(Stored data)
——————

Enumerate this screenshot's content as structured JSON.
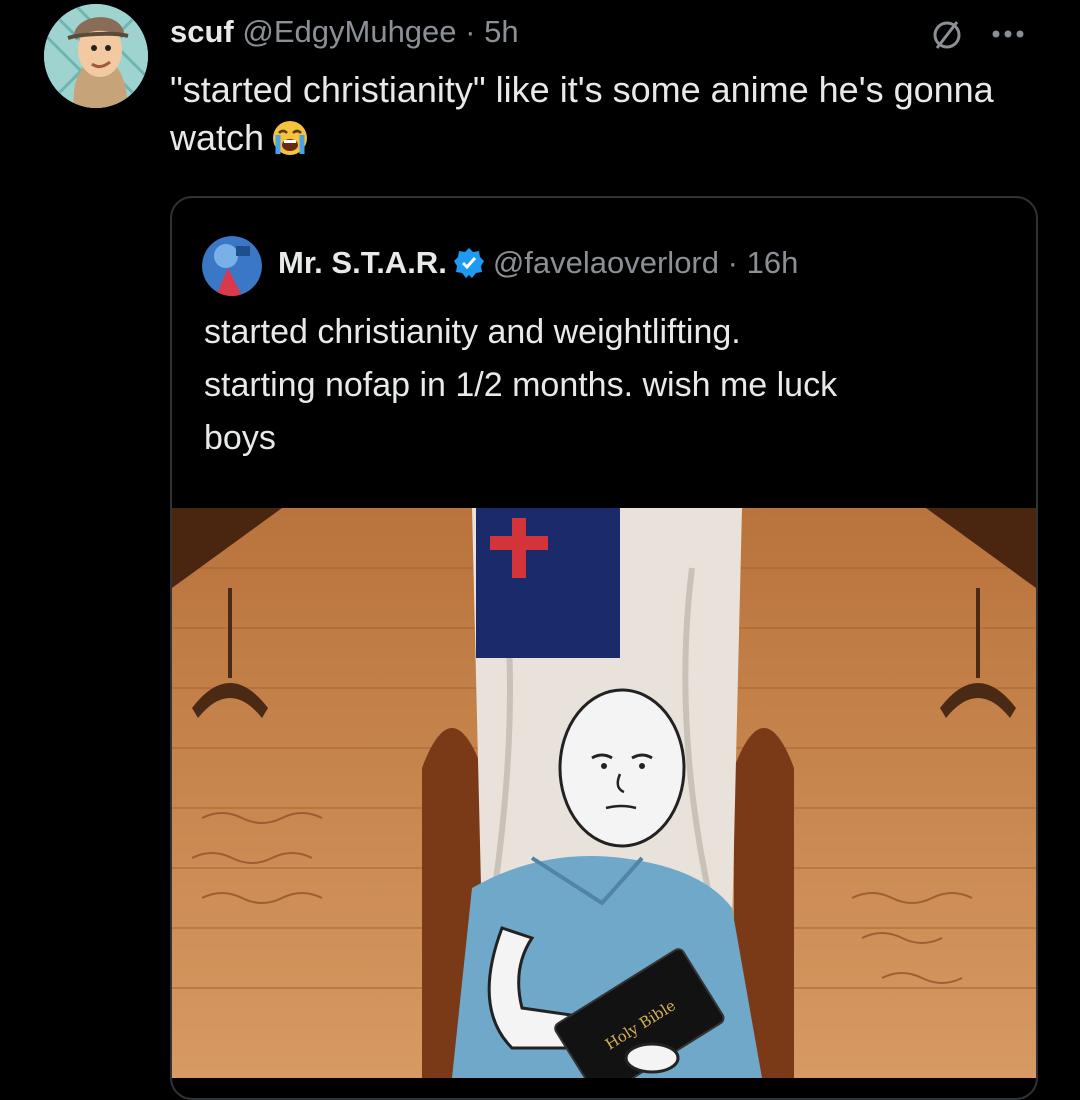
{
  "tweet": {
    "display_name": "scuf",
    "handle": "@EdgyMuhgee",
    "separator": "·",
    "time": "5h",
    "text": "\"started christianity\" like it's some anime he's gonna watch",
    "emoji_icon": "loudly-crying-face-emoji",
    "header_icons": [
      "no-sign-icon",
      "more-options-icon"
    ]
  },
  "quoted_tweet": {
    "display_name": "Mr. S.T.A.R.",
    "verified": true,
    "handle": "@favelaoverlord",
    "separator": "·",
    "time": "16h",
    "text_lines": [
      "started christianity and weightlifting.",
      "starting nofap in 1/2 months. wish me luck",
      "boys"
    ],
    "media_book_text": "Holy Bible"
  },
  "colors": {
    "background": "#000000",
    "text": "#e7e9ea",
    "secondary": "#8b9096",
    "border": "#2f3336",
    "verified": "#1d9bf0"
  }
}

——————

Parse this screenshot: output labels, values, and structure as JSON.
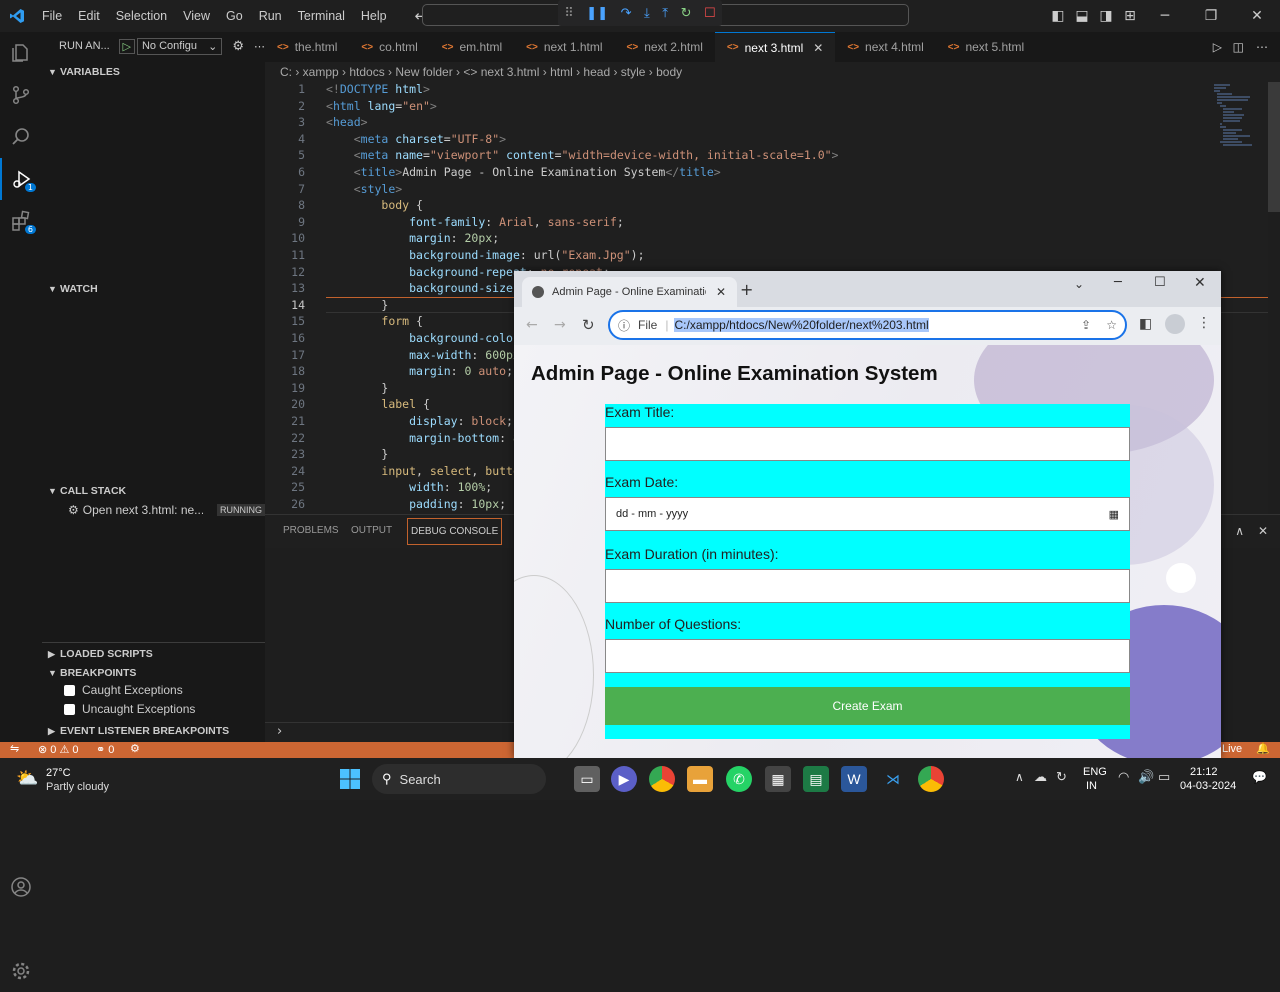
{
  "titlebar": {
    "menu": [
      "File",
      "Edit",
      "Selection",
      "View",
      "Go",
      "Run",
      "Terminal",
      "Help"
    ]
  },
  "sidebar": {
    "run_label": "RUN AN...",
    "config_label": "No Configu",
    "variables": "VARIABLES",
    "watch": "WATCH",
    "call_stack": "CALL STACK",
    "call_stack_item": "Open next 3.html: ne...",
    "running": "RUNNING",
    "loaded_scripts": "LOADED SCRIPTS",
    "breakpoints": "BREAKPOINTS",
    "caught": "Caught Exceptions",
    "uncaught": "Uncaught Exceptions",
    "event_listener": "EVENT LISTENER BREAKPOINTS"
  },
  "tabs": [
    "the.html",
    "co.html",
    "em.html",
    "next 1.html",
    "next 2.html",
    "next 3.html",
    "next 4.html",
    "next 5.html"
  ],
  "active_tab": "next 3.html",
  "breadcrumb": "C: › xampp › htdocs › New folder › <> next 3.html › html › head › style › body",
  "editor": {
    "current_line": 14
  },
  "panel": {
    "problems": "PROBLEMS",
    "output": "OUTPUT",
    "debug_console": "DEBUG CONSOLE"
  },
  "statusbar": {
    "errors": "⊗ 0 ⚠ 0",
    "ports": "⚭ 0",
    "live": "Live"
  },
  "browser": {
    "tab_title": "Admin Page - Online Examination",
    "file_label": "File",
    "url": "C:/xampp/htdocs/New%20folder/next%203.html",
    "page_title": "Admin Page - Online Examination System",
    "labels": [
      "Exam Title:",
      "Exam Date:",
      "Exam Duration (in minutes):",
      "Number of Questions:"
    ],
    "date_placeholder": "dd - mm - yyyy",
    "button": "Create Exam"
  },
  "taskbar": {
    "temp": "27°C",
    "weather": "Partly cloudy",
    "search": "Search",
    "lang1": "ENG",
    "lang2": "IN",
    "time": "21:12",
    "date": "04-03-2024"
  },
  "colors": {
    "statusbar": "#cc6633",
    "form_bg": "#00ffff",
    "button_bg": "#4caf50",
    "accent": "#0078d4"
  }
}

——————

* Stated problem: Check each line of the records above for the string "christianity", and report every line that has it.

* Exercise result:
    "text": "\"started christianity\" like it's some anime he's gonna watch",
      "started christianity and weightlifting.",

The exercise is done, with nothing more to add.